= THE EXERCISE =
Lay out the records as a numbered list, from the line with "Find all labels, buttons, inputs, and" up to and including the line with "I need the location", leaving out blank lines and omitting the pictures.

** start of DATA IN THIS EXERCISE **

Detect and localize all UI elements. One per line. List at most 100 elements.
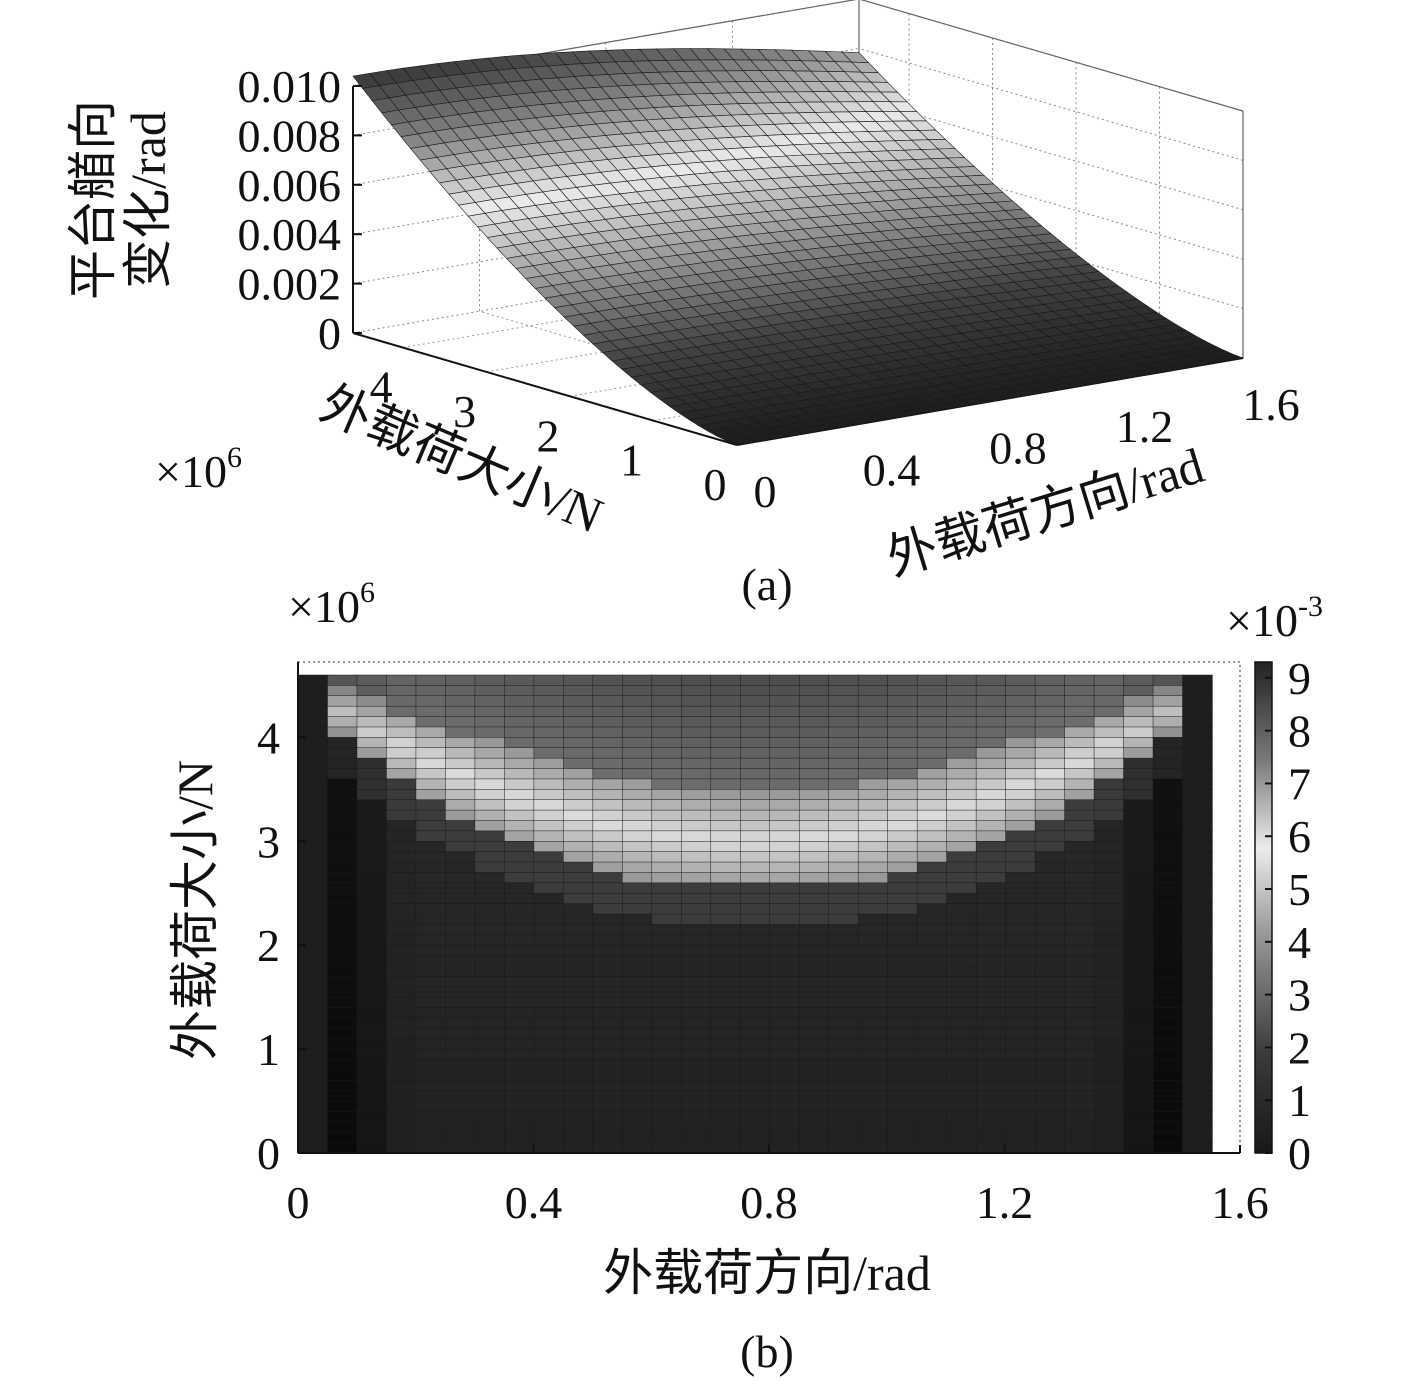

** end of DATA IN THIS EXERCISE **
** start of DATA IN THIS EXERCISE **

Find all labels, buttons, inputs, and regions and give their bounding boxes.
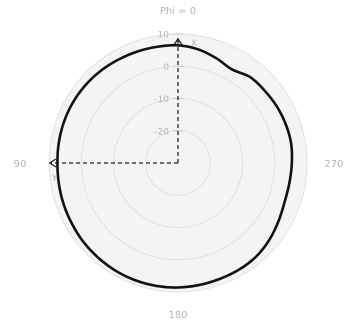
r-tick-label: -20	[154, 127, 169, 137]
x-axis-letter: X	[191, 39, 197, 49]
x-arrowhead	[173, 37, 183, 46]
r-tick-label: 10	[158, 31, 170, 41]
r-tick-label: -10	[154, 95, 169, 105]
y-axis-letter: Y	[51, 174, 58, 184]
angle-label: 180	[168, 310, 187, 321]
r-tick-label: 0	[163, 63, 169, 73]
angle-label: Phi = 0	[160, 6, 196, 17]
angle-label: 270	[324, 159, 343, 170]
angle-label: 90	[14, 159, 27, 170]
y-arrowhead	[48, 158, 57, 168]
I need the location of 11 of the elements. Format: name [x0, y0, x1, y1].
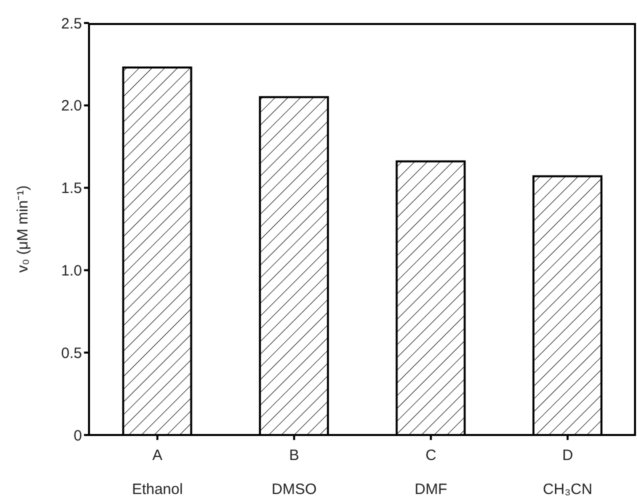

** end of DATA IN THIS EXERCISE **
** start of DATA IN THIS EXERCISE **

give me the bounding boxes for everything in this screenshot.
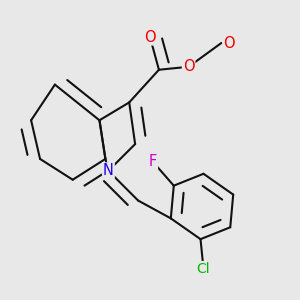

** end of DATA IN THIS EXERCISE **

= SOLUTION TO THIS PROBLEM =
1. Find all labels, buttons, inputs, and regions and give their bounding boxes.
2. r-tick-label: -20	[154, 127, 169, 137]
3. x-axis-letter: X	[191, 39, 197, 49]
4. x-arrowhead	[173, 37, 183, 46]
5. r-tick-label: 10	[158, 31, 170, 41]
6. r-tick-label: -10	[154, 95, 169, 105]
7. y-axis-letter: Y	[51, 174, 58, 184]
8. angle-label: 180	[168, 310, 187, 321]
9. r-tick-label: 0	[163, 63, 169, 73]
10. angle-label: Phi = 0	[160, 6, 196, 17]
11. angle-label: 270	[324, 159, 343, 170]
12. angle-label: 90	[14, 159, 27, 170]
13. y-arrowhead	[48, 158, 57, 168]
14. I need the location of 11 of the elements. Format: name [x0, y0, x1, y1].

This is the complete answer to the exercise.